### TASK REQUIREMENTS
Return every line of the material exactly.

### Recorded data
** START **

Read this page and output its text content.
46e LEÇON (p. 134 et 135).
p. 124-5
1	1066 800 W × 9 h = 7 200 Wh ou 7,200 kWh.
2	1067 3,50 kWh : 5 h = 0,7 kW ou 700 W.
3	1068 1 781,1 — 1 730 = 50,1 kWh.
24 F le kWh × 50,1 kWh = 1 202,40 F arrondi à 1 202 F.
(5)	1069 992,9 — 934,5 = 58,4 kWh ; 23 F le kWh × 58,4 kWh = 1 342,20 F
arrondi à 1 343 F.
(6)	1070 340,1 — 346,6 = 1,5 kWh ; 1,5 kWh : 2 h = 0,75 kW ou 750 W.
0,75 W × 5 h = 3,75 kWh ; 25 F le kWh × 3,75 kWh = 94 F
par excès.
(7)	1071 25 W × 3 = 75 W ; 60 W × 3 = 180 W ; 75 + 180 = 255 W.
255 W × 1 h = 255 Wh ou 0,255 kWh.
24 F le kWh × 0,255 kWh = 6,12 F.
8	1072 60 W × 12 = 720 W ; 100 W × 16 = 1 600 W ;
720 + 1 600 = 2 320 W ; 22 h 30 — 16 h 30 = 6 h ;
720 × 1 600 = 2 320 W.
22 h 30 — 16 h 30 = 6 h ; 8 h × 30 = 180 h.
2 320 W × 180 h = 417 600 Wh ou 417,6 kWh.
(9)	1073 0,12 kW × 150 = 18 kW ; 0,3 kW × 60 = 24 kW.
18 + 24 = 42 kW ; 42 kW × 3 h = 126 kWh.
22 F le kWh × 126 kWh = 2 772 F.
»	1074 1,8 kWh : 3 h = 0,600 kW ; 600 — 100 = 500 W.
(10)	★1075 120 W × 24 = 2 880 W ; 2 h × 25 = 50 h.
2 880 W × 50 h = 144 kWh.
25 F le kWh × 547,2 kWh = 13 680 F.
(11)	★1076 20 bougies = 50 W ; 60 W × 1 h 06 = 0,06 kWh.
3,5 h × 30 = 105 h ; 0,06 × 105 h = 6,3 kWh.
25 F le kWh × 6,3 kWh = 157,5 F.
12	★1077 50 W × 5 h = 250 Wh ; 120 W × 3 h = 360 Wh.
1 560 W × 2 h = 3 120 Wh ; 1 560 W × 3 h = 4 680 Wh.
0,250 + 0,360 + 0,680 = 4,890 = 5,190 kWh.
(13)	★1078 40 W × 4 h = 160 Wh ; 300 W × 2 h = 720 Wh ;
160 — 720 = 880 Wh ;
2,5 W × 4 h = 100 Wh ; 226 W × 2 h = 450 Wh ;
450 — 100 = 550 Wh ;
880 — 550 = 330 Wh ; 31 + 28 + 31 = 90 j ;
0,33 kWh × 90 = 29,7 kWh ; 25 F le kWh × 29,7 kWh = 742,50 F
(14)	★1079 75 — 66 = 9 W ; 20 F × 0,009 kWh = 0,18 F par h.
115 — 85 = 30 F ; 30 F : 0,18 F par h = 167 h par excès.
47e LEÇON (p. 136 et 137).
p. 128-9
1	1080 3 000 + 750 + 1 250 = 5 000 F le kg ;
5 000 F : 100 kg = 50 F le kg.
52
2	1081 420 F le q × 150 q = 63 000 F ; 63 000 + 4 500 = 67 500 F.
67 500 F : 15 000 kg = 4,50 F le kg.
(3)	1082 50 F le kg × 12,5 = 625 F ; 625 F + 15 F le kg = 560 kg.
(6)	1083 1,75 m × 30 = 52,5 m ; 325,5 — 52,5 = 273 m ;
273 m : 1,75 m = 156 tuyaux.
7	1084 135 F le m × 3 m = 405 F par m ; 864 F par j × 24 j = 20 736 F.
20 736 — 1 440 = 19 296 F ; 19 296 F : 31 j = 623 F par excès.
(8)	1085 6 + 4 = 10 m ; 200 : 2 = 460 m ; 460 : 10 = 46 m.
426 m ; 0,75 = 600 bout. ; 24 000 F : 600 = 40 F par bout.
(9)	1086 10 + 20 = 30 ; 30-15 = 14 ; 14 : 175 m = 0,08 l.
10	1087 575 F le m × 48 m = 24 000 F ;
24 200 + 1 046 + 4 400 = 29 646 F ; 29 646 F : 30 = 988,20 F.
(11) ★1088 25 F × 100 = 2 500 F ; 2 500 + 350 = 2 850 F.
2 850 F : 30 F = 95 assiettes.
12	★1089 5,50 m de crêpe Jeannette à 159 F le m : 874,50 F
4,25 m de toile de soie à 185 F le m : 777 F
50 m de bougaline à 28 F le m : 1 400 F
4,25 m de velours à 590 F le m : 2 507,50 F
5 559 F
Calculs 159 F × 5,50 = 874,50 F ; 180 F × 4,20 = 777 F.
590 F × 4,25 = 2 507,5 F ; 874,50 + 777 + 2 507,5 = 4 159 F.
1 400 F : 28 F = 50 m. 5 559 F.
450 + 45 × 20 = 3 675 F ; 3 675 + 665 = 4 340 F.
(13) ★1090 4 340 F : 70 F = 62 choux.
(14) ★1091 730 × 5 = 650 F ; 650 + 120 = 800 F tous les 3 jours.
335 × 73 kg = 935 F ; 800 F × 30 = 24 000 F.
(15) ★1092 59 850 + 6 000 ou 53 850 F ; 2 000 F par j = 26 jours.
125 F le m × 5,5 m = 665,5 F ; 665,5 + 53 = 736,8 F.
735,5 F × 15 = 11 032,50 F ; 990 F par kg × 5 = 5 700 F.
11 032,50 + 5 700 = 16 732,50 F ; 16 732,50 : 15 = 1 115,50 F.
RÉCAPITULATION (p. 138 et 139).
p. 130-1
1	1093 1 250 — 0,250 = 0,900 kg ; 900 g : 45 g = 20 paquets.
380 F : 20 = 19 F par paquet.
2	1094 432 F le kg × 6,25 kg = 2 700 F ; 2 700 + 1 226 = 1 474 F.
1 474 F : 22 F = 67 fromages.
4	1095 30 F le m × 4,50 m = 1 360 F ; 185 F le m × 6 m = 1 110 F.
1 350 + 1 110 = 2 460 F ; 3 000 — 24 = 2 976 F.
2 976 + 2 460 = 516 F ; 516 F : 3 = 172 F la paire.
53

** END **

### RESPONSE TO THIS TASK
Read this page and output its text content.
46e LEÇON (p. 134 et 135).
p. 124-5
1	1066 800 W × 9 h = 7 200 Wh ou 7,200 kWh.
2	1067 3,50 kWh : 5 h = 0,7 kW ou 700 W.
3	1068 1 781,1 — 1 730 = 50,1 kWh.
24 F le kWh × 50,1 kWh = 1 202,40 F arrondi à 1 202 F.
(5)	1069 992,9 — 934,5 = 58,4 kWh ; 23 F le kWh × 58,4 kWh = 1 342,20 F
arrondi à 1 343 F.
(6)	1070 340,1 — 346,6 = 1,5 kWh ; 1,5 kWh : 2 h = 0,75 kW ou 750 W.
0,75 W × 5 h = 3,75 kWh ; 25 F le kWh × 3,75 kWh = 94 F
par excès.
(7)	1071 25 W × 3 = 75 W ; 60 W × 3 = 180 W ; 75 + 180 = 255 W.
255 W × 1 h = 255 Wh ou 0,255 kWh.
24 F le kWh × 0,255 kWh = 6,12 F.
8	1072 60 W × 12 = 720 W ; 100 W × 16 = 1 600 W ;
720 + 1 600 = 2 320 W ; 22 h 30 — 16 h 30 = 6 h ;
720 × 1 600 = 2 320 W.
22 h 30 — 16 h 30 = 6 h ; 8 h × 30 = 180 h.
2 320 W × 180 h = 417 600 Wh ou 417,6 kWh.
(9)	1073 0,12 kW × 150 = 18 kW ; 0,3 kW × 60 = 24 kW.
18 + 24 = 42 kW ; 42 kW × 3 h = 126 kWh.
22 F le kWh × 126 kWh = 2 772 F.
»	1074 1,8 kWh : 3 h = 0,600 kW ; 600 — 100 = 500 W.
(10)	★1075 120 W × 24 = 2 880 W ; 2 h × 25 = 50 h.
2 880 W × 50 h = 144 kWh.
25 F le kWh × 547,2 kWh = 13 680 F.
(11)	★1076 20 bougies = 50 W ; 60 W × 1 h 06 = 0,06 kWh.
3,5 h × 30 = 105 h ; 0,06 × 105 h = 6,3 kWh.
25 F le kWh × 6,3 kWh = 157,5 F.
12	★1077 50 W × 5 h = 250 Wh ; 120 W × 3 h = 360 Wh.
1 560 W × 2 h = 3 120 Wh ; 1 560 W × 3 h = 4 680 Wh.
0,250 + 0,360 + 0,680 = 4,890 = 5,190 kWh.
(13)	★1078 40 W × 4 h = 160 Wh ; 300 W × 2 h = 720 Wh ;
160 — 720 = 880 Wh ;
2,5 W × 4 h = 100 Wh ; 226 W × 2 h = 450 Wh ;
450 — 100 = 550 Wh ;
880 — 550 = 330 Wh ; 31 + 28 + 31 = 90 j ;
0,33 kWh × 90 = 29,7 kWh ; 25 F le kWh × 29,7 kWh = 742,50 F
(14)	★1079 75 — 66 = 9 W ; 20 F × 0,009 kWh = 0,18 F par h.
115 — 85 = 30 F ; 30 F : 0,18 F par h = 167 h par excès.
47e LEÇON (p. 136 et 137).
p. 128-9
1	1080 3 000 + 750 + 1 250 = 5 000 F le kg ;
5 000 F : 100 kg = 50 F le kg.
52
2	1081 420 F le q × 150 q = 63 000 F ; 63 000 + 4 500 = 67 500 F.
67 500 F : 15 000 kg = 4,50 F le kg.
(3)	1082 50 F le kg × 12,5 = 625 F ; 625 F + 15 F le kg = 560 kg.
(6)	1083 1,75 m × 30 = 52,5 m ; 325,5 — 52,5 = 273 m ;
273 m : 1,75 m = 156 tuyaux.
7	1084 135 F le m × 3 m = 405 F par m ; 864 F par j × 24 j = 20 736 F.
20 736 — 1 440 = 19 296 F ; 19 296 F : 31 j = 623 F par excès.
(8)	1085 6 + 4 = 10 m ; 200 : 2 = 460 m ; 460 : 10 = 46 m.
426 m ; 0,75 = 600 bout. ; 24 000 F : 600 = 40 F par bout.
(9)	1086 10 + 20 = 30 ; 30-15 = 14 ; 14 : 175 m = 0,08 l.
10	1087 575 F le m × 48 m = 24 000 F ;
24 200 + 1 046 + 4 400 = 29 646 F ; 29 646 F : 30 = 988,20 F.
(11) ★1088 25 F × 100 = 2 500 F ; 2 500 + 350 = 2 850 F.
2 850 F : 30 F = 95 assiettes.
12	★1089 5,50 m de crêpe Jeannette à 159 F le m : 874,50 F
4,25 m de toile de soie à 185 F le m : 777 F
50 m de bougaline à 28 F le m : 1 400 F
4,25 m de velours à 590 F le m : 2 507,50 F
5 559 F
Calculs 159 F × 5,50 = 874,50 F ; 180 F × 4,20 = 777 F.
590 F × 4,25 = 2 507,5 F ; 874,50 + 777 + 2 507,5 = 4 159 F.
1 400 F : 28 F = 50 m. 5 559 F.
450 + 45 × 20 = 3 675 F ; 3 675 + 665 = 4 340 F.
(13) ★1090 4 340 F : 70 F = 62 choux.
(14) ★1091 730 × 5 = 650 F ; 650 + 120 = 800 F tous les 3 jours.
335 × 73 kg = 935 F ; 800 F × 30 = 24 000 F.
(15) ★1092 59 850 + 6 000 ou 53 850 F ; 2 000 F par j = 26 jours.
125 F le m × 5,5 m = 665,5 F ; 665,5 + 53 = 736,8 F.
735,5 F × 15 = 11 032,50 F ; 990 F par kg × 5 = 5 700 F.
11 032,50 + 5 700 = 16 732,50 F ; 16 732,50 : 15 = 1 115,50 F.
RÉCAPITULATION (p. 138 et 139).
p. 130-1
1	1093 1 250 — 0,250 = 0,900 kg ; 900 g : 45 g = 20 paquets.
380 F : 20 = 19 F par paquet.
2	1094 432 F le kg × 6,25 kg = 2 700 F ; 2 700 + 1 226 = 1 474 F.
1 474 F : 22 F = 67 fromages.
4	1095 30 F le m × 4,50 m = 1 360 F ; 185 F le m × 6 m = 1 110 F.
1 350 + 1 110 = 2 460 F ; 3 000 — 24 = 2 976 F.
2 976 + 2 460 = 516 F ; 516 F : 3 = 172 F la paire.
53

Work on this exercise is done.